**Input records:**
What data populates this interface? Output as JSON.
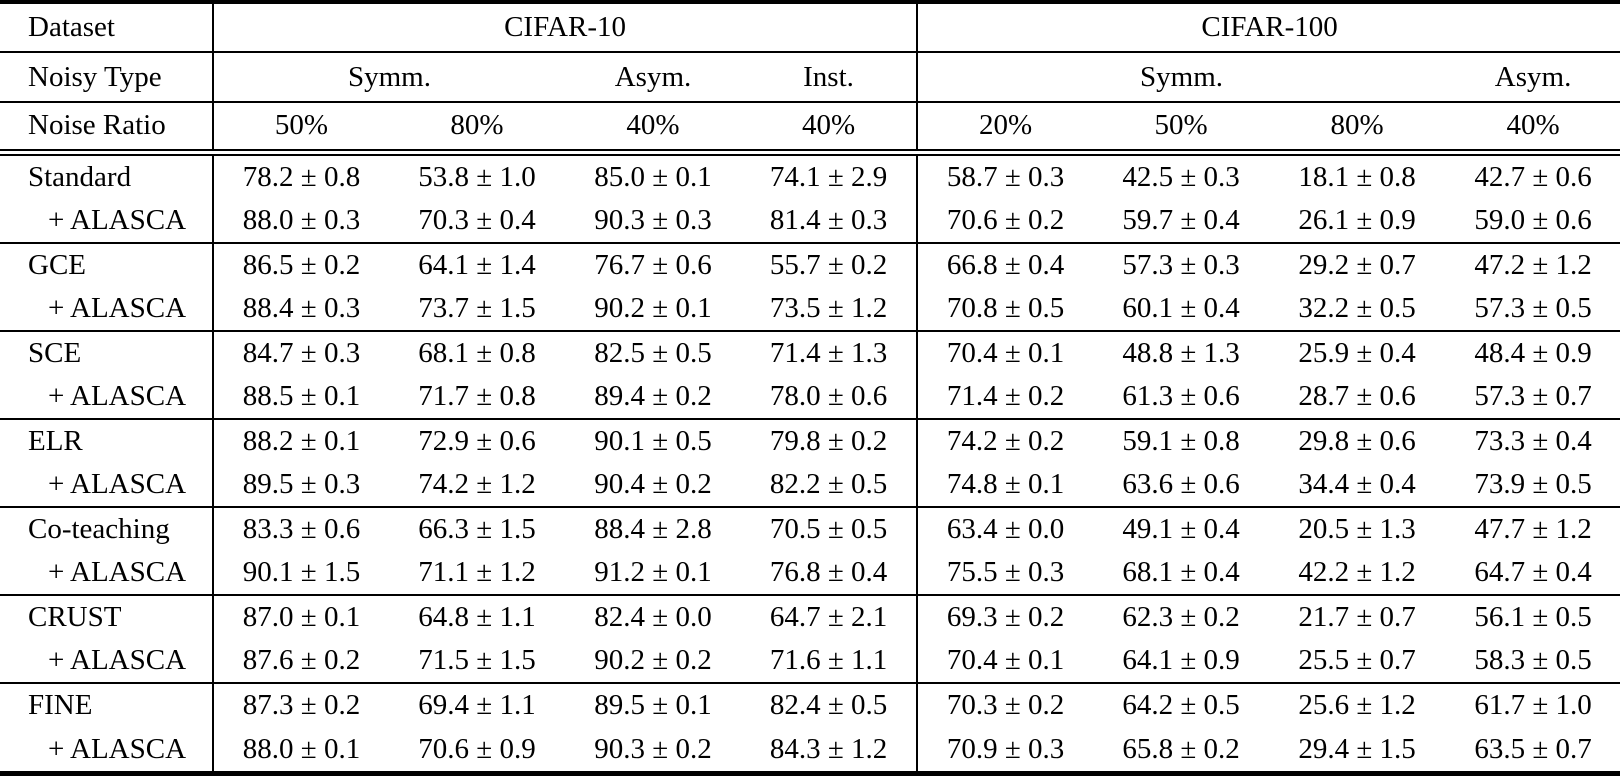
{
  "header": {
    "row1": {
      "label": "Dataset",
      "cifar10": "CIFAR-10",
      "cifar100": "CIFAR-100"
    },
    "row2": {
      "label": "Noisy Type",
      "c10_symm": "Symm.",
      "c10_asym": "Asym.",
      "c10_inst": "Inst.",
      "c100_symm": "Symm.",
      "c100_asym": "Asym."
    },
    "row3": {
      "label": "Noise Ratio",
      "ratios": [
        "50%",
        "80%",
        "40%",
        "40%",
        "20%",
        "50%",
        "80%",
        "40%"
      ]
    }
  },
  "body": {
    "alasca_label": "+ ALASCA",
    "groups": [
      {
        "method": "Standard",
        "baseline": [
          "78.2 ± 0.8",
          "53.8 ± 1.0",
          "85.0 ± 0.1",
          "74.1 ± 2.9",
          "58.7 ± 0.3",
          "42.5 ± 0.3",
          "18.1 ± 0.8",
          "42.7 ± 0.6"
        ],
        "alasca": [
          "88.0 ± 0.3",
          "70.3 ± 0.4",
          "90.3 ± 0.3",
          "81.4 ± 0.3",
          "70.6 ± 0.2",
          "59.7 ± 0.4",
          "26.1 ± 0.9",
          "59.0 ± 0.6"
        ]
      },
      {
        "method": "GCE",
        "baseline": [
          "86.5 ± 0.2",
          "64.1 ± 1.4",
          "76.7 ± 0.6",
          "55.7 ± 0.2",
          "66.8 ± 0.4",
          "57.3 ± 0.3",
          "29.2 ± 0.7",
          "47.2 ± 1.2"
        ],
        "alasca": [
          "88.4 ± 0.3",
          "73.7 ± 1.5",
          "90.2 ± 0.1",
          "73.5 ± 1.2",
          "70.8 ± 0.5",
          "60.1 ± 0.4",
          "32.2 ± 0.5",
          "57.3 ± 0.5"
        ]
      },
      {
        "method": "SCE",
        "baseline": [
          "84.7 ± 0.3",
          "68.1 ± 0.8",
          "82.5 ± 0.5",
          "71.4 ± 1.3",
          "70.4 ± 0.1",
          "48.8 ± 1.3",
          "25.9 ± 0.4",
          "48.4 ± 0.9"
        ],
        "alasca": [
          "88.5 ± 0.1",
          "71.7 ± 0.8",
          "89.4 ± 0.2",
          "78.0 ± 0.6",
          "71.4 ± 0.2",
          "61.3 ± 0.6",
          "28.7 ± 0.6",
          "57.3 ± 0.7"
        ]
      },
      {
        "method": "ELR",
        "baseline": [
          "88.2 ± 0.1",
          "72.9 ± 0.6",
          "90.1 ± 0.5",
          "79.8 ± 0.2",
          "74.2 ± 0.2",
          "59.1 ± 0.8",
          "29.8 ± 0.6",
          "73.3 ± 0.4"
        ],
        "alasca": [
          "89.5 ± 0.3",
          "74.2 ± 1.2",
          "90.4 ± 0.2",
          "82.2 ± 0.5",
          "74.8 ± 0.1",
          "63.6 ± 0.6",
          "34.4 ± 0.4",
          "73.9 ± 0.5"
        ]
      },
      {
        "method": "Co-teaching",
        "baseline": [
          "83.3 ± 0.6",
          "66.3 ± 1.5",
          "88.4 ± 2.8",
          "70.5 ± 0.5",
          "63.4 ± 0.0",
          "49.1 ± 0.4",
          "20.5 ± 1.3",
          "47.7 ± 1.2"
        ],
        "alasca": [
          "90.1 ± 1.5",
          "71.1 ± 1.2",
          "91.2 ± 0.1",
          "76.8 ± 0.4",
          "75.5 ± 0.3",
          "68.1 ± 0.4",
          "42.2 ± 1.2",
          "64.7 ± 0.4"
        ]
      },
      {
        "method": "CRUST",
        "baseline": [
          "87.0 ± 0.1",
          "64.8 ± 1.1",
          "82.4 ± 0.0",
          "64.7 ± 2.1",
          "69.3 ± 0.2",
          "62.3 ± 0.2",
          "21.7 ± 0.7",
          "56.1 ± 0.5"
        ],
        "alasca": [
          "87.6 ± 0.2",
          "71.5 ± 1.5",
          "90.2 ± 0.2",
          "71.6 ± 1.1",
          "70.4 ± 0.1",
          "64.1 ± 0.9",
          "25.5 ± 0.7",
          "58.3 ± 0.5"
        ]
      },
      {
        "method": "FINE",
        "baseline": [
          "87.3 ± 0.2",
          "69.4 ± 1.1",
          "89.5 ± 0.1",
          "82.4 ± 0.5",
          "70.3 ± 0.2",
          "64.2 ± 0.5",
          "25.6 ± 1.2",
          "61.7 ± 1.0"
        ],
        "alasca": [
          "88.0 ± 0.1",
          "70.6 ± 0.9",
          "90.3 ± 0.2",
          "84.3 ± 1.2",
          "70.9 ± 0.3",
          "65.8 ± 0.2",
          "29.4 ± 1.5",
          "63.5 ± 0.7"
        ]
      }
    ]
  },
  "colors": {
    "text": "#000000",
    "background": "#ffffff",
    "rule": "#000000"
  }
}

---

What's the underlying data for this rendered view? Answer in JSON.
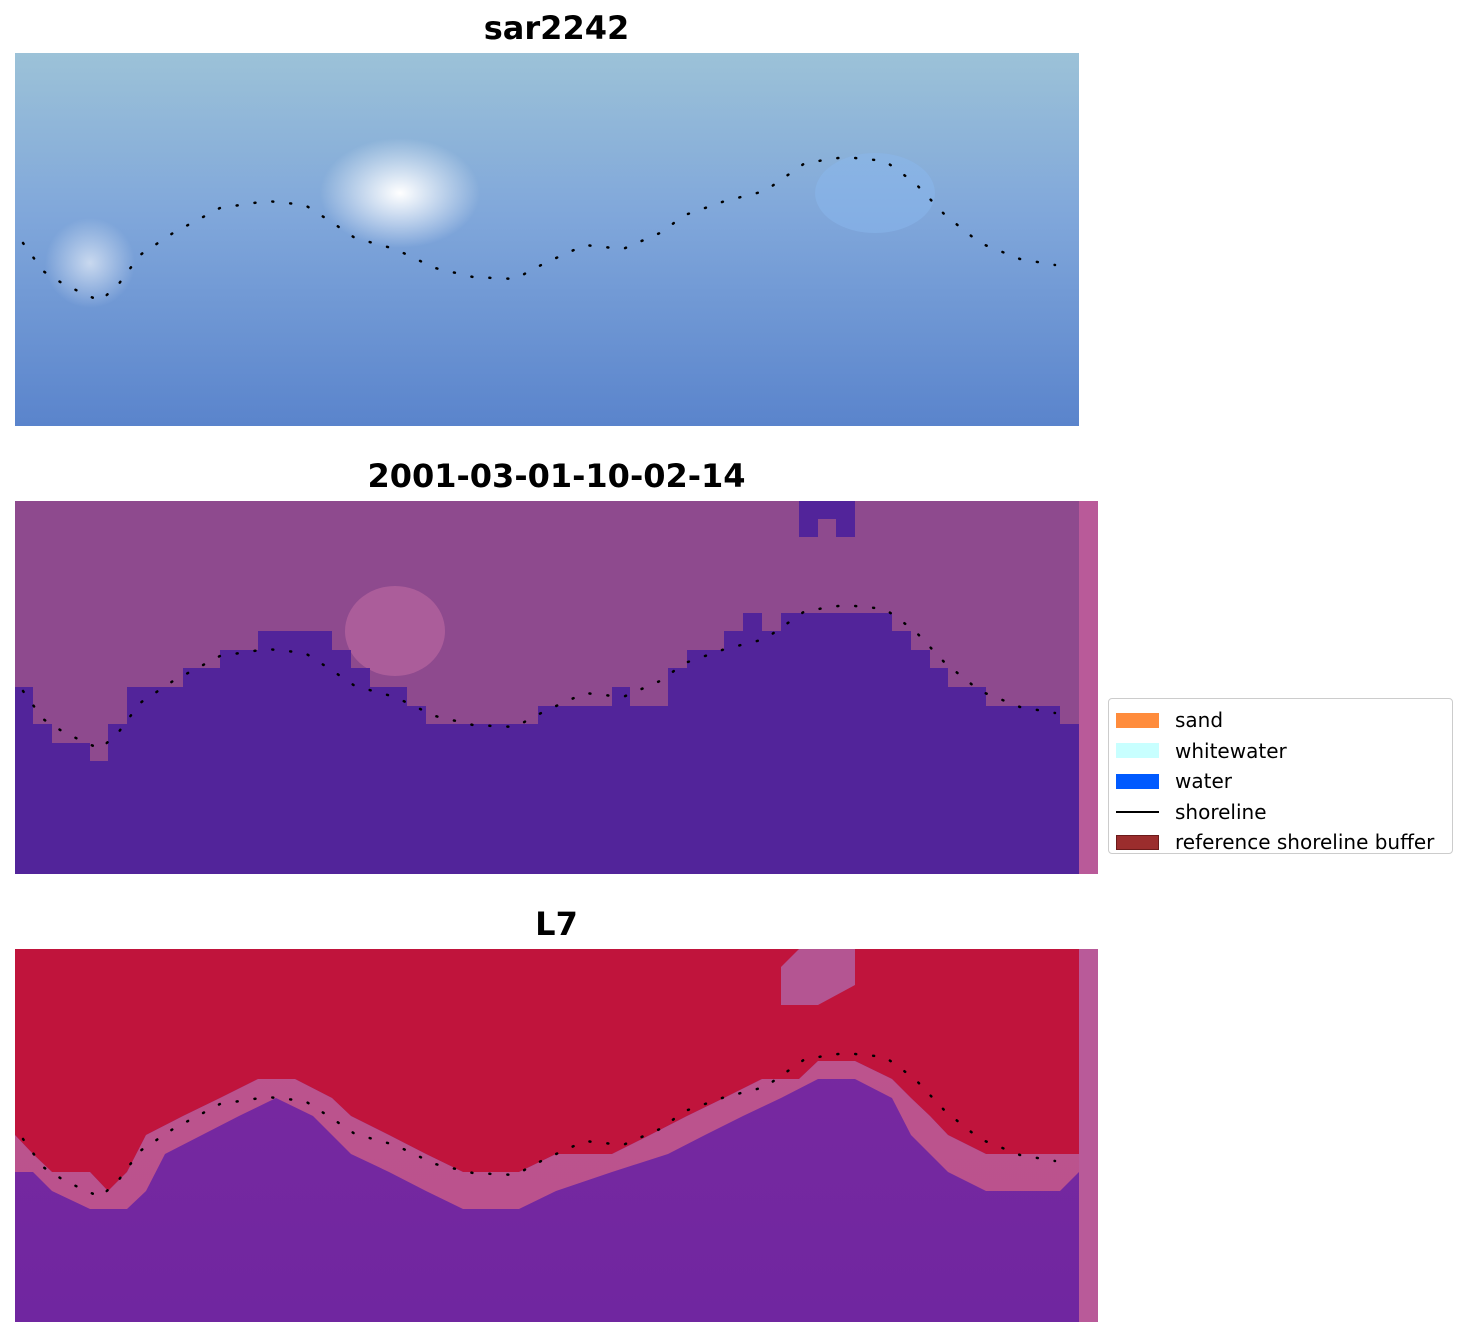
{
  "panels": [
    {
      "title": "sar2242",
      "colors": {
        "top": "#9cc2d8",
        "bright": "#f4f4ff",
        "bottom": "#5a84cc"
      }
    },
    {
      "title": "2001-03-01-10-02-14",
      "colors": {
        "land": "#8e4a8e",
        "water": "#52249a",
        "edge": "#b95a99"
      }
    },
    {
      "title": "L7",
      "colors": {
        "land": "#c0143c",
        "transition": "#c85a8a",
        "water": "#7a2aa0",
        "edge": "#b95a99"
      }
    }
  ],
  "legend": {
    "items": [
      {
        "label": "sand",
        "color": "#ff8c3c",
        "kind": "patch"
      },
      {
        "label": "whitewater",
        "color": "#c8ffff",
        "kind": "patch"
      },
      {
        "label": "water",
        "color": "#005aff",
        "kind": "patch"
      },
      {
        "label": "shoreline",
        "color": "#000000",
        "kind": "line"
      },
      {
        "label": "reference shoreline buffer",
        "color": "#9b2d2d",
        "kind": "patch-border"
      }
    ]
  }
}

...

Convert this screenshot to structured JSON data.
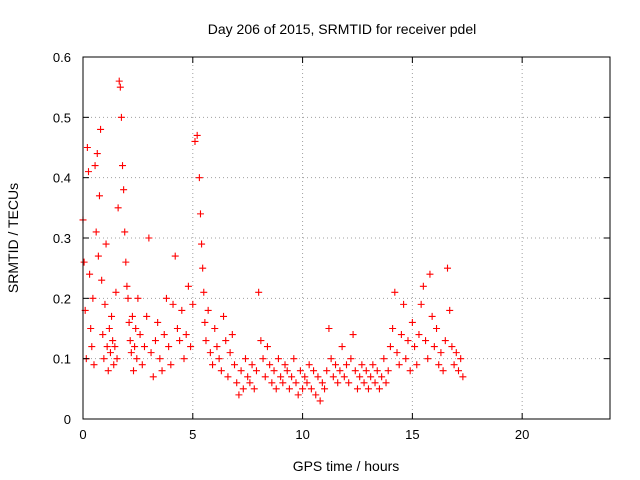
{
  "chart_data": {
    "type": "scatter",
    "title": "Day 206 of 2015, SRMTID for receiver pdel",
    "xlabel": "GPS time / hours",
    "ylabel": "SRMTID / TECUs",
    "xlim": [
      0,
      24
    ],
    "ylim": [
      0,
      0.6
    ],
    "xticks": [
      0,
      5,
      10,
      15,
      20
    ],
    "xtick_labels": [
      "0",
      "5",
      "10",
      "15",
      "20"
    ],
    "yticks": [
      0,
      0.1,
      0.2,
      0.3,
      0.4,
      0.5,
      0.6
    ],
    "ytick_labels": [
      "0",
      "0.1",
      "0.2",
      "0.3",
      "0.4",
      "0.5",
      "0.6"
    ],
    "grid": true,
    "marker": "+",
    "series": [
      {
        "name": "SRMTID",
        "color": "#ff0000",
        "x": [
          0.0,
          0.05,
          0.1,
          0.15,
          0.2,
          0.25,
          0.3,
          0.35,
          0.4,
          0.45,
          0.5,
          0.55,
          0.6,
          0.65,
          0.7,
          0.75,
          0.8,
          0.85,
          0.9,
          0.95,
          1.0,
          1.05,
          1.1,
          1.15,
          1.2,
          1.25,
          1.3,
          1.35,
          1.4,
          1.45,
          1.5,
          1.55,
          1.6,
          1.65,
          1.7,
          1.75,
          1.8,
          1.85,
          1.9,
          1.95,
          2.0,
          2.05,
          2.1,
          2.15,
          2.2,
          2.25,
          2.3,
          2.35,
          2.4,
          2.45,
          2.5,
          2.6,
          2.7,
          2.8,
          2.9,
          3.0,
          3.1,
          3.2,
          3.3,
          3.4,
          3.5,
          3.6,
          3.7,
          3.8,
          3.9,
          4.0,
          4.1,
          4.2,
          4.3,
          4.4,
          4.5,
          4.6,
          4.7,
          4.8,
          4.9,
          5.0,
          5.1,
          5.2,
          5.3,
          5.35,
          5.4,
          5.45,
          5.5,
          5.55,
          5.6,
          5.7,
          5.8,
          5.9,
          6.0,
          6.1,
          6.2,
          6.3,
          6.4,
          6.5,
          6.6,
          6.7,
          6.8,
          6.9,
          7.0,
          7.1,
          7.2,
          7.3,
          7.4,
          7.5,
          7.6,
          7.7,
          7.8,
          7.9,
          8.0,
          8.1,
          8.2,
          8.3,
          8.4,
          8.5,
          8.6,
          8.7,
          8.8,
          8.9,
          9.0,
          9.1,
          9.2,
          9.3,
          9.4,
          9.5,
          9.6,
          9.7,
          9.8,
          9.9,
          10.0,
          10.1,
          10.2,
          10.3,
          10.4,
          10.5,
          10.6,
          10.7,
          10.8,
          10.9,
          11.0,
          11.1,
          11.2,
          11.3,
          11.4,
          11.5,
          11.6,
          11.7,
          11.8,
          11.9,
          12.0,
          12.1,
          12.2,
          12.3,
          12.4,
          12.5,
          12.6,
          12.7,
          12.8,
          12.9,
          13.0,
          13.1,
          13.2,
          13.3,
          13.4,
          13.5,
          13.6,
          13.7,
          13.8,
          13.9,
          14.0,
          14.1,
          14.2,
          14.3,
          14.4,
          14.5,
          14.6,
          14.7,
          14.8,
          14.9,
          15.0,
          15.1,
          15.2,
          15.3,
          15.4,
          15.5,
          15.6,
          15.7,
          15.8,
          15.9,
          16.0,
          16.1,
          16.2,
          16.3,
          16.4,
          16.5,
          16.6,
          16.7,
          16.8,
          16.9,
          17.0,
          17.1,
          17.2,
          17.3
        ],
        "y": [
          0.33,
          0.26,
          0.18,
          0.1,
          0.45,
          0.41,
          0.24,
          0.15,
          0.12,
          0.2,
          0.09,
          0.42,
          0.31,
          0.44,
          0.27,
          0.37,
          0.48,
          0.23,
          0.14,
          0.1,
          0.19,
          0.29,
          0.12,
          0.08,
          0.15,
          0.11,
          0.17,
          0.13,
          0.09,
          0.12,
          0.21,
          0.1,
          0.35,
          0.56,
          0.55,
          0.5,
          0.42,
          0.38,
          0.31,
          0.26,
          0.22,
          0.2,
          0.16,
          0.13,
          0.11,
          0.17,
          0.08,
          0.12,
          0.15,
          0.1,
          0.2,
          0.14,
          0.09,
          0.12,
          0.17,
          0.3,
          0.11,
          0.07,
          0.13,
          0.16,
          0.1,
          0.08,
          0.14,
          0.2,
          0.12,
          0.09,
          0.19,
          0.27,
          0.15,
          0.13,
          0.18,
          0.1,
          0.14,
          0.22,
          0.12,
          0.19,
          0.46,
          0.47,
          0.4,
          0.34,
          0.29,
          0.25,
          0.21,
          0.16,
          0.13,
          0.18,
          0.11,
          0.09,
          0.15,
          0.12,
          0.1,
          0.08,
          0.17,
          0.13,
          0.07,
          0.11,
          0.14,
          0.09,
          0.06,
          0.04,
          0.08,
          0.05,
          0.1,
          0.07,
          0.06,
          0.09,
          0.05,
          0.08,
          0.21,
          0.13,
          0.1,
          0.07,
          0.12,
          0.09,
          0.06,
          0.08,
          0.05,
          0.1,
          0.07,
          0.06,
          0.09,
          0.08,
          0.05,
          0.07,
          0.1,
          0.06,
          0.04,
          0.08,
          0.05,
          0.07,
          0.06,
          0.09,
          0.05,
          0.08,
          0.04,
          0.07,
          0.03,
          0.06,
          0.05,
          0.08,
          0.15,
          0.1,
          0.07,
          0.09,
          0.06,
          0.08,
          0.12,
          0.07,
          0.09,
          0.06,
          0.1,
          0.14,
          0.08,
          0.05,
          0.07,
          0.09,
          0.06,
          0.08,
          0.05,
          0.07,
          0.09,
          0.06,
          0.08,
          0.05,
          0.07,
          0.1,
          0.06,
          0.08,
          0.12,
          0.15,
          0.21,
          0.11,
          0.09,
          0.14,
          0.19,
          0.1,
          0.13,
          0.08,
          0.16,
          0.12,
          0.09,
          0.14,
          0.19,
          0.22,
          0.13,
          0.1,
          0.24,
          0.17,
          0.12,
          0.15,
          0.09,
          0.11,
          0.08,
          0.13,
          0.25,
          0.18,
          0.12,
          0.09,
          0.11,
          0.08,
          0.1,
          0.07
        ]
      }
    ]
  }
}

**Request:**
Scan the listing above. Gather each line that contains the word "title".

**Exercise output:**
      "title": "sar2242",
      "title": "2001-03-01-10-02-14",
      "title": "L7",
    "title": "Day 206 of 2015, SRMTID for receiver pdel",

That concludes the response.